Problem:
Omit the pictures, then write out every entry exactly as it reads.

Input data:

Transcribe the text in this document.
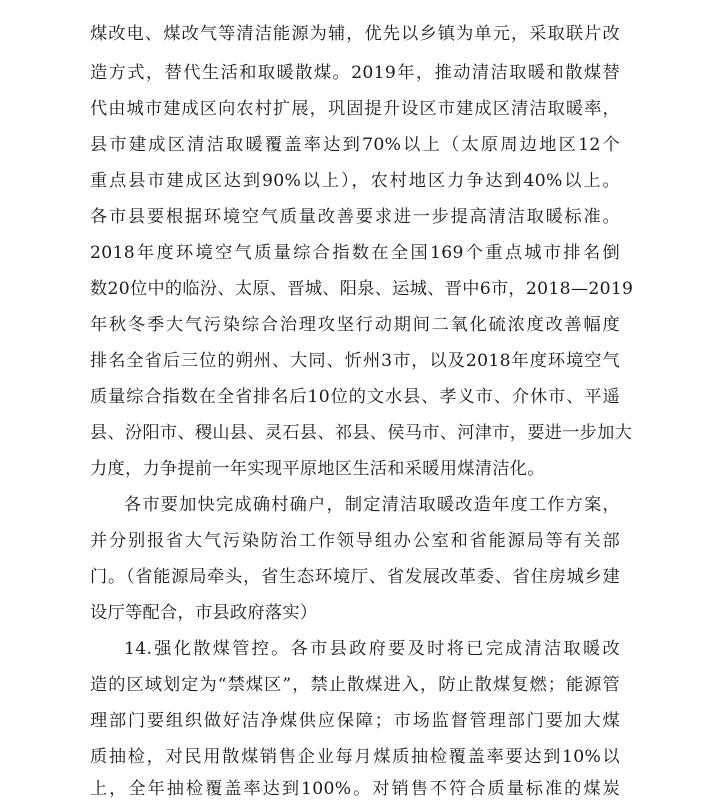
煤改电、煤改气等清洁能源为辅，优先以乡镇为单元，采取联片改
造方式，替代生活和取暖散煤。2019年，推动清洁取暖和散煤替
代由城市建成区向农村扩展，巩固提升设区市建成区清洁取暖率，
县市建成区清洁取暖覆盖率达到70%以上（太原周边地区12个
重点县市建成区达到90%以上），农村地区力争达到40%以上。
各市县要根据环境空气质量改善要求进一步提高清洁取暖标准。
2018年度环境空气质量综合指数在全国169个重点城市排名倒
数20位中的临汾、太原、晋城、阳泉、运城、晋中6市，2018—2019
年秋冬季大气污染综合治理攻坚行动期间二氧化硫浓度改善幅度
排名全省后三位的朔州、大同、忻州3市，以及2018年度环境空气
质量综合指数在全省排名后10位的文水县、孝义市、介休市、平遥
县、汾阳市、稷山县、灵石县、祁县、侯马市、河津市，要进一步加大
力度，力争提前一年实现平原地区生活和采暖用煤清洁化。
各市要加快完成确村确户，制定清洁取暖改造年度工作方案，
并分别报省大气污染防治工作领导组办公室和省能源局等有关部
门。（省能源局牵头，省生态环境厅、省发展改革委、省住房城乡建
设厅等配合，市县政府落实）
14.强化散煤管控。各市县政府要及时将已完成清洁取暖改
造的区域划定为“禁煤区”，禁止散煤进入，防止散煤复燃；能源管
理部门要组织做好洁净煤供应保障；市场监督管理部门要加大煤
质抽检，对民用散煤销售企业每月煤质抽检覆盖率要达到10%以
上，全年抽检覆盖率达到100%。对销售不符合质量标准的煤炭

Response to this task:
Transcribe the text in this document.
煤改电、煤改气等清洁能源为辅，优先以乡镇为单元，采取联片改
造方式，替代生活和取暖散煤。2019年，推动清洁取暖和散煤替
代由城市建成区向农村扩展，巩固提升设区市建成区清洁取暖率，
县市建成区清洁取暖覆盖率达到70%以上（太原周边地区12个
重点县市建成区达到90%以上），农村地区力争达到40%以上。
各市县要根据环境空气质量改善要求进一步提高清洁取暖标准。
2018年度环境空气质量综合指数在全国169个重点城市排名倒
数20位中的临汾、太原、晋城、阳泉、运城、晋中6市，2018—2019
年秋冬季大气污染综合治理攻坚行动期间二氧化硫浓度改善幅度
排名全省后三位的朔州、大同、忻州3市，以及2018年度环境空气
质量综合指数在全省排名后10位的文水县、孝义市、介休市、平遥
县、汾阳市、稷山县、灵石县、祁县、侯马市、河津市，要进一步加大
力度，力争提前一年实现平原地区生活和采暖用煤清洁化。
各市要加快完成确村确户，制定清洁取暖改造年度工作方案，
并分别报省大气污染防治工作领导组办公室和省能源局等有关部
门。（省能源局牵头，省生态环境厅、省发展改革委、省住房城乡建
设厅等配合，市县政府落实）
14.强化散煤管控。各市县政府要及时将已完成清洁取暖改
造的区域划定为“禁煤区”，禁止散煤进入，防止散煤复燃；能源管
理部门要组织做好洁净煤供应保障；市场监督管理部门要加大煤
质抽检，对民用散煤销售企业每月煤质抽检覆盖率要达到10%以
上，全年抽检覆盖率达到100%。对销售不符合质量标准的煤炭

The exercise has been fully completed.